AIM OF THE TASK: From the entries that follow, list every line in which the string "JSON" appears.

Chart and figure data
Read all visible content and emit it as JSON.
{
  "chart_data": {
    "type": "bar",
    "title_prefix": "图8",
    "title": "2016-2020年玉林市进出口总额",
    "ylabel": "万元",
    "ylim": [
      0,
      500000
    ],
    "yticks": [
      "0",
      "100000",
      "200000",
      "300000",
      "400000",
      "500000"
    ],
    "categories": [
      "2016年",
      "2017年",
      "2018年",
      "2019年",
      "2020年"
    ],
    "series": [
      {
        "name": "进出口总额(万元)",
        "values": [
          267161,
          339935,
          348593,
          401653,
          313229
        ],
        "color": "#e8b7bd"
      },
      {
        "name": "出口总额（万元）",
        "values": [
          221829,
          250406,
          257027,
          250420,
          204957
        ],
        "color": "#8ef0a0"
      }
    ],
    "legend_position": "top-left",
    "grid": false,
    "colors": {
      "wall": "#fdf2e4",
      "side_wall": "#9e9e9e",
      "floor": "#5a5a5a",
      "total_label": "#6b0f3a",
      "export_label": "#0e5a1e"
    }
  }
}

...

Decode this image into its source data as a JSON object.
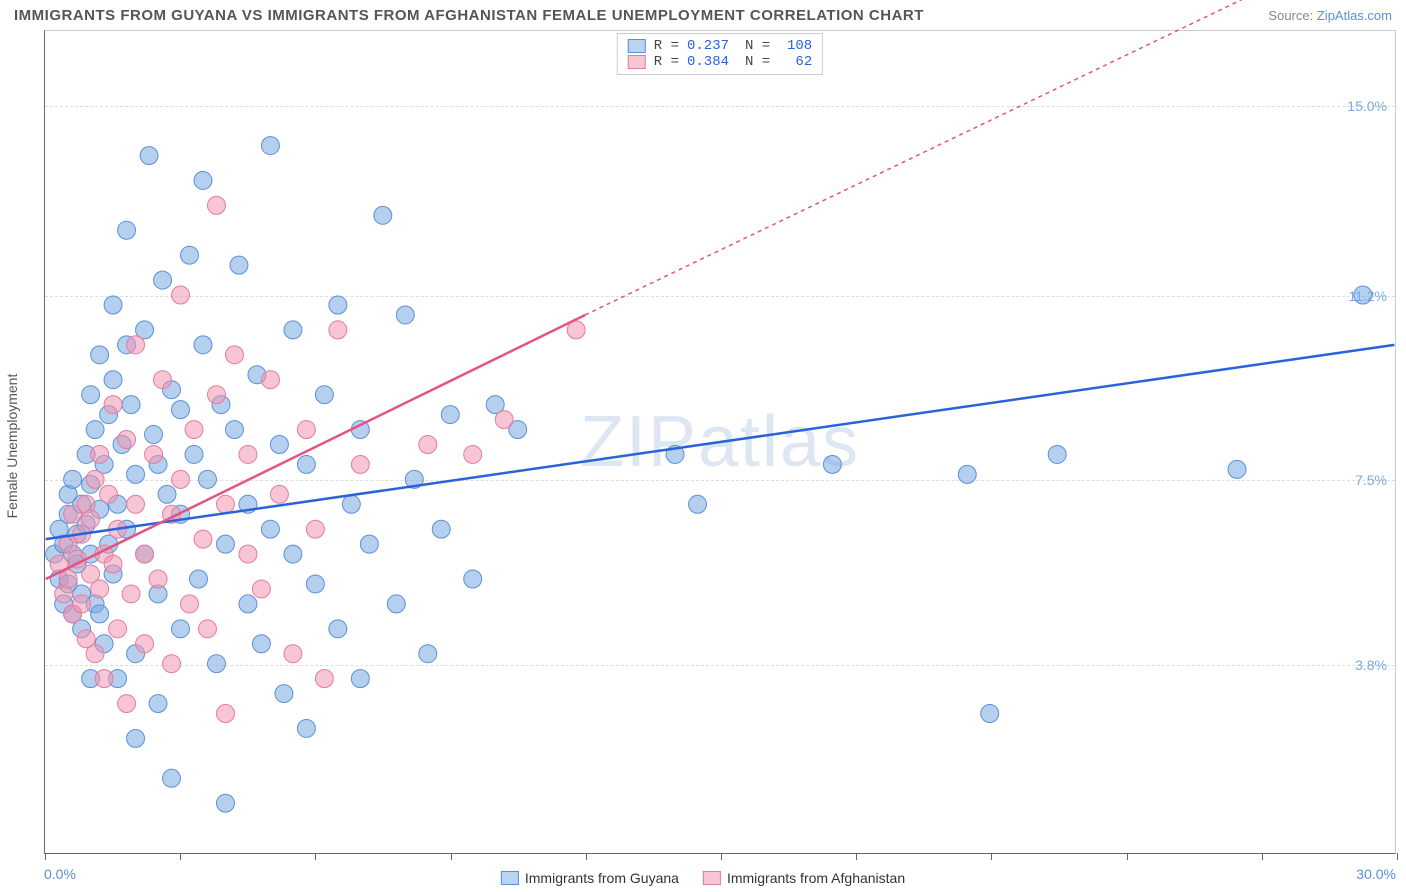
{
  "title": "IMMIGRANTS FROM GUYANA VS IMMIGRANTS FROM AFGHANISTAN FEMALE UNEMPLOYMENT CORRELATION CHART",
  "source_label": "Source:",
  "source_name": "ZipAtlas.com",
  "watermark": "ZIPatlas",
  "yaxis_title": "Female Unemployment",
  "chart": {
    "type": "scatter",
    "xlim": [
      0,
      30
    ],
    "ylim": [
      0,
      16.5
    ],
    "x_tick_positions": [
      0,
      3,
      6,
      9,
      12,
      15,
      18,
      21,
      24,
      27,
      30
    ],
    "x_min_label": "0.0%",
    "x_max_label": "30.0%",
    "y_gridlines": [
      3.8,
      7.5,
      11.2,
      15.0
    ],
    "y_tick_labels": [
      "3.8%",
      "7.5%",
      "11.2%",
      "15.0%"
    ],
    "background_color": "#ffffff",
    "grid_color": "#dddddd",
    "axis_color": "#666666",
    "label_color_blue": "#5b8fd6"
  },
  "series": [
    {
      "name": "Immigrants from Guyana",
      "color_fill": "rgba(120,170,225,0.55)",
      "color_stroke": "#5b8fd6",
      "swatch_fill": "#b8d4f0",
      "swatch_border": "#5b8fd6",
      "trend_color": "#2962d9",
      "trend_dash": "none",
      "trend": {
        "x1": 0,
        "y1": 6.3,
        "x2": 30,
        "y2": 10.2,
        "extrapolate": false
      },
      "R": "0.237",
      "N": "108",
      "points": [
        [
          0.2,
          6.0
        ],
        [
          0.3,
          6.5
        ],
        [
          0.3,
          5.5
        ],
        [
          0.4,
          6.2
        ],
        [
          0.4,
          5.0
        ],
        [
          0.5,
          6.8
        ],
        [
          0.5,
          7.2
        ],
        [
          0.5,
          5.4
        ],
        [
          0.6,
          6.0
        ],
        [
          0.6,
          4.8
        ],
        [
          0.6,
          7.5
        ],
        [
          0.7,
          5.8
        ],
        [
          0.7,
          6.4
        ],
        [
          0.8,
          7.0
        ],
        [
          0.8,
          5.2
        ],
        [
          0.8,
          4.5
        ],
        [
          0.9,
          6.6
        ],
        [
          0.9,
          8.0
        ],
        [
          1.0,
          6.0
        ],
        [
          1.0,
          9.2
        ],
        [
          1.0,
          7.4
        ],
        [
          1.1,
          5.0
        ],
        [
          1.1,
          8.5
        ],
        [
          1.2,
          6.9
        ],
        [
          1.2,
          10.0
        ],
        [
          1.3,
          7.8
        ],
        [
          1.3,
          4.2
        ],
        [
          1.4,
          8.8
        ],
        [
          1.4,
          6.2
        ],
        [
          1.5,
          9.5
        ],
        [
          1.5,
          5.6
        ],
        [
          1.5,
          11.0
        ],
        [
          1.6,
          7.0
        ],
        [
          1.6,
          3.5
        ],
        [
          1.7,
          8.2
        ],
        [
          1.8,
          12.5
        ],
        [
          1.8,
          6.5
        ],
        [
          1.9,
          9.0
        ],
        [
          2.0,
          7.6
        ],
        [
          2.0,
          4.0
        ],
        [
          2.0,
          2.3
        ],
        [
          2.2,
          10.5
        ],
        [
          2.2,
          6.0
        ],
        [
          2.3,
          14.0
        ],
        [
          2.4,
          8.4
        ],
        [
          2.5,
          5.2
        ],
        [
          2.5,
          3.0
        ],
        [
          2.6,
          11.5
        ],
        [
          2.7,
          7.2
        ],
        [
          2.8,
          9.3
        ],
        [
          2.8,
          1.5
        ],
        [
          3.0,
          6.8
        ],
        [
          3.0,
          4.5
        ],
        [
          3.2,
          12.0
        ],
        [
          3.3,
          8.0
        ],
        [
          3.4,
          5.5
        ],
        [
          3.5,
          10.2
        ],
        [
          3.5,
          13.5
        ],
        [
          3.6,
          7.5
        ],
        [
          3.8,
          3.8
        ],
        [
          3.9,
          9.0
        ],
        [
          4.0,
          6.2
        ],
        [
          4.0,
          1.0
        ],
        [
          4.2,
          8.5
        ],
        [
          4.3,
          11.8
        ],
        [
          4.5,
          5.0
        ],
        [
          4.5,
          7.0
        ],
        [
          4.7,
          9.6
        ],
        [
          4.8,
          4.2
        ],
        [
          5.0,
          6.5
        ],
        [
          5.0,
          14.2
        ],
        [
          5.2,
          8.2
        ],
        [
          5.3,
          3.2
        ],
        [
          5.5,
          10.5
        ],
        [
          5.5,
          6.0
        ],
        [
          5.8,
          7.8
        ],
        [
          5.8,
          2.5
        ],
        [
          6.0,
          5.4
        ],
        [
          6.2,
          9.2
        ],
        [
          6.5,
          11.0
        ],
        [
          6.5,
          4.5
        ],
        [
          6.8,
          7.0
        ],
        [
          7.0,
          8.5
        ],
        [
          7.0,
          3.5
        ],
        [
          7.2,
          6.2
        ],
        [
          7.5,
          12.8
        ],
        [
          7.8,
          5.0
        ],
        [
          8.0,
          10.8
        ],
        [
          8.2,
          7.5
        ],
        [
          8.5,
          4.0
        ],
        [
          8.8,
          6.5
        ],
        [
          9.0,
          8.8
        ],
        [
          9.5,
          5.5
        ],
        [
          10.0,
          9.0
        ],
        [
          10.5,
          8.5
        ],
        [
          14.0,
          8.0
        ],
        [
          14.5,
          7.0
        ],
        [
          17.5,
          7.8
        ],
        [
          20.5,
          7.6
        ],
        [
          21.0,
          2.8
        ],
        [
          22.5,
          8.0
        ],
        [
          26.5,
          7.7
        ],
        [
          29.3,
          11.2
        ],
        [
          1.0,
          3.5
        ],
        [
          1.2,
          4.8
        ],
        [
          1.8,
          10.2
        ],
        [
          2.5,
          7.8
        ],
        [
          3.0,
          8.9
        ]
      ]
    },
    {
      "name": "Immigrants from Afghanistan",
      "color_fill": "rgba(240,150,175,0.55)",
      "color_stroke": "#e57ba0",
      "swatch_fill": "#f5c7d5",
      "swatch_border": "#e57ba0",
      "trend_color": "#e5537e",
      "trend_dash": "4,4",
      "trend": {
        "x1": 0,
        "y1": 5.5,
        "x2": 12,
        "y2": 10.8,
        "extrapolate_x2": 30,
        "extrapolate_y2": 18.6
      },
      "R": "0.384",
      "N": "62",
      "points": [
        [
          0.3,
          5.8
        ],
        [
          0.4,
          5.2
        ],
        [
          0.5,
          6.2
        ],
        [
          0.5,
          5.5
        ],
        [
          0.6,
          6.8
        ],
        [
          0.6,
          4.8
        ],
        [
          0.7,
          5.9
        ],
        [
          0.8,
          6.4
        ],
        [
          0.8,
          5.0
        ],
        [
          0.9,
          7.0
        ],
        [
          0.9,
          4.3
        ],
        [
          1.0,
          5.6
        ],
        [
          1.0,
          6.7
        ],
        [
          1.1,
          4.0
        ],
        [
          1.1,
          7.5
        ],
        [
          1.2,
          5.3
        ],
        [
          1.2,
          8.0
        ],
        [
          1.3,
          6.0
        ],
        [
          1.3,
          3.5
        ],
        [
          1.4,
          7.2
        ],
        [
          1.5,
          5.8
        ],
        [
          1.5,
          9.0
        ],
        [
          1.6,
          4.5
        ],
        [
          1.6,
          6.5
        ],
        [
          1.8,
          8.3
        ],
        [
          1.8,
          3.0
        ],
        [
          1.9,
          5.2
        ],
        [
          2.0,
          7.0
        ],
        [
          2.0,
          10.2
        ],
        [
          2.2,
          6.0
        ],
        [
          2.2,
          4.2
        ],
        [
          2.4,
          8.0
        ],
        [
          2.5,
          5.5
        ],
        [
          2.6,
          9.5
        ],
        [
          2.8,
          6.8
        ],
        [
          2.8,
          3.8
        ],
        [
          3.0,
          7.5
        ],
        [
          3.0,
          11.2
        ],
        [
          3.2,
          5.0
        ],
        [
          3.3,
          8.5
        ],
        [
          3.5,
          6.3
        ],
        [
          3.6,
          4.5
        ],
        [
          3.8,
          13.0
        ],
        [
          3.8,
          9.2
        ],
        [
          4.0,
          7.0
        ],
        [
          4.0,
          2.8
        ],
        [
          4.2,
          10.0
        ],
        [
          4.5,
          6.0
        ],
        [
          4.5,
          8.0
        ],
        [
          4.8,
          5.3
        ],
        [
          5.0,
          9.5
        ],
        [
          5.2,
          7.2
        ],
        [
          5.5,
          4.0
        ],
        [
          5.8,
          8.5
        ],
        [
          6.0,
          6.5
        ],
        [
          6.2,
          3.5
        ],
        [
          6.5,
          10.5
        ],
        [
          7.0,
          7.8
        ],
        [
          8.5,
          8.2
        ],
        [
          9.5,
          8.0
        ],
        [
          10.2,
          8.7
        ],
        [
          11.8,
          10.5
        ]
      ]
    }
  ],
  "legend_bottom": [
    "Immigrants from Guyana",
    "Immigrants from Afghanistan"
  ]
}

WRITTEN RESPONSE:
Read all visible content and emit it as JSON.
Decode this image into its source data as a JSON object.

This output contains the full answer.